## Written task
The listing below must be repeated word for word, with its images excluded.

[Collection entries]
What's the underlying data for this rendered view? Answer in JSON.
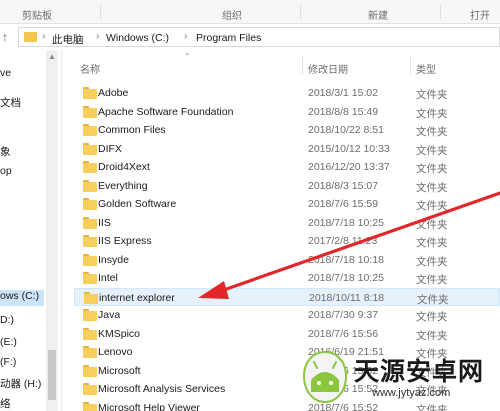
{
  "ribbon": {
    "groups": [
      "剪贴板",
      "组织",
      "新建",
      "打开"
    ]
  },
  "address": {
    "crumbs": [
      "此电脑",
      "Windows (C:)",
      "Program Files"
    ]
  },
  "nav": {
    "items": [
      "ve",
      "文档",
      "象",
      "op",
      "ows (C:)",
      "D:)",
      "(E:)",
      "(F:)",
      "动器 (H:)",
      "络"
    ]
  },
  "columns": {
    "name": "名称",
    "date": "修改日期",
    "type": "类型"
  },
  "files": [
    {
      "name": "Adobe",
      "date": "2018/3/1 15:02",
      "type": "文件夹"
    },
    {
      "name": "Apache Software Foundation",
      "date": "2018/8/8 15:49",
      "type": "文件夹"
    },
    {
      "name": "Common Files",
      "date": "2018/10/22 8:51",
      "type": "文件夹"
    },
    {
      "name": "DIFX",
      "date": "2015/10/12 10:33",
      "type": "文件夹"
    },
    {
      "name": "Droid4Xext",
      "date": "2016/12/20 13:37",
      "type": "文件夹"
    },
    {
      "name": "Everything",
      "date": "2018/8/3 15:07",
      "type": "文件夹"
    },
    {
      "name": "Golden Software",
      "date": "2018/7/6 15:59",
      "type": "文件夹"
    },
    {
      "name": "IIS",
      "date": "2018/7/18 10:25",
      "type": "文件夹"
    },
    {
      "name": "IIS Express",
      "date": "2017/2/8 11:23",
      "type": "文件夹"
    },
    {
      "name": "Insyde",
      "date": "2018/7/18 10:18",
      "type": "文件夹"
    },
    {
      "name": "Intel",
      "date": "2018/7/18 10:25",
      "type": "文件夹"
    },
    {
      "name": "internet explorer",
      "date": "2018/10/11 8:18",
      "type": "文件夹"
    },
    {
      "name": "Java",
      "date": "2018/7/30 9:37",
      "type": "文件夹"
    },
    {
      "name": "KMSpico",
      "date": "2018/7/6 15:56",
      "type": "文件夹"
    },
    {
      "name": "Lenovo",
      "date": "2016/6/19 21:51",
      "type": "文件夹"
    },
    {
      "name": "Microsoft",
      "date": "2018/7/6 15:52",
      "type": "文件夹"
    },
    {
      "name": "Microsoft Analysis Services",
      "date": "2018/7/6 15:52",
      "type": "文件夹"
    },
    {
      "name": "Microsoft Help Viewer",
      "date": "2018/7/6 15:52",
      "type": "文件夹"
    }
  ],
  "selected_index": 11,
  "colors": {
    "folder": "#f6cf5c",
    "selection": "#e5f1fb",
    "annotation_arrow": "#e3262a"
  },
  "watermark": {
    "brand": "天源安卓网",
    "url": "www.jytyaz.com"
  }
}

## Output below
What's the underlying data for this rendered view? Answer in JSON.
{
  "ribbon": {
    "groups": [
      "剪贴板",
      "组织",
      "新建",
      "打开"
    ]
  },
  "address": {
    "crumbs": [
      "此电脑",
      "Windows (C:)",
      "Program Files"
    ]
  },
  "nav": {
    "items": [
      "ve",
      "文档",
      "象",
      "op",
      "ows (C:)",
      "D:)",
      "(E:)",
      "(F:)",
      "动器 (H:)",
      "络"
    ]
  },
  "columns": {
    "name": "名称",
    "date": "修改日期",
    "type": "类型"
  },
  "files": [
    {
      "name": "Adobe",
      "date": "2018/3/1 15:02",
      "type": "文件夹"
    },
    {
      "name": "Apache Software Foundation",
      "date": "2018/8/8 15:49",
      "type": "文件夹"
    },
    {
      "name": "Common Files",
      "date": "2018/10/22 8:51",
      "type": "文件夹"
    },
    {
      "name": "DIFX",
      "date": "2015/10/12 10:33",
      "type": "文件夹"
    },
    {
      "name": "Droid4Xext",
      "date": "2016/12/20 13:37",
      "type": "文件夹"
    },
    {
      "name": "Everything",
      "date": "2018/8/3 15:07",
      "type": "文件夹"
    },
    {
      "name": "Golden Software",
      "date": "2018/7/6 15:59",
      "type": "文件夹"
    },
    {
      "name": "IIS",
      "date": "2018/7/18 10:25",
      "type": "文件夹"
    },
    {
      "name": "IIS Express",
      "date": "2017/2/8 11:23",
      "type": "文件夹"
    },
    {
      "name": "Insyde",
      "date": "2018/7/18 10:18",
      "type": "文件夹"
    },
    {
      "name": "Intel",
      "date": "2018/7/18 10:25",
      "type": "文件夹"
    },
    {
      "name": "internet explorer",
      "date": "2018/10/11 8:18",
      "type": "文件夹"
    },
    {
      "name": "Java",
      "date": "2018/7/30 9:37",
      "type": "文件夹"
    },
    {
      "name": "KMSpico",
      "date": "2018/7/6 15:56",
      "type": "文件夹"
    },
    {
      "name": "Lenovo",
      "date": "2016/6/19 21:51",
      "type": "文件夹"
    },
    {
      "name": "Microsoft",
      "date": "2018/7/6 15:52",
      "type": "文件夹"
    },
    {
      "name": "Microsoft Analysis Services",
      "date": "2018/7/6 15:52",
      "type": "文件夹"
    },
    {
      "name": "Microsoft Help Viewer",
      "date": "2018/7/6 15:52",
      "type": "文件夹"
    }
  ],
  "selected_index": 11,
  "colors": {
    "folder": "#f6cf5c",
    "selection": "#e5f1fb",
    "annotation_arrow": "#e3262a"
  },
  "watermark": {
    "brand": "天源安卓网",
    "url": "www.jytyaz.com"
  }
}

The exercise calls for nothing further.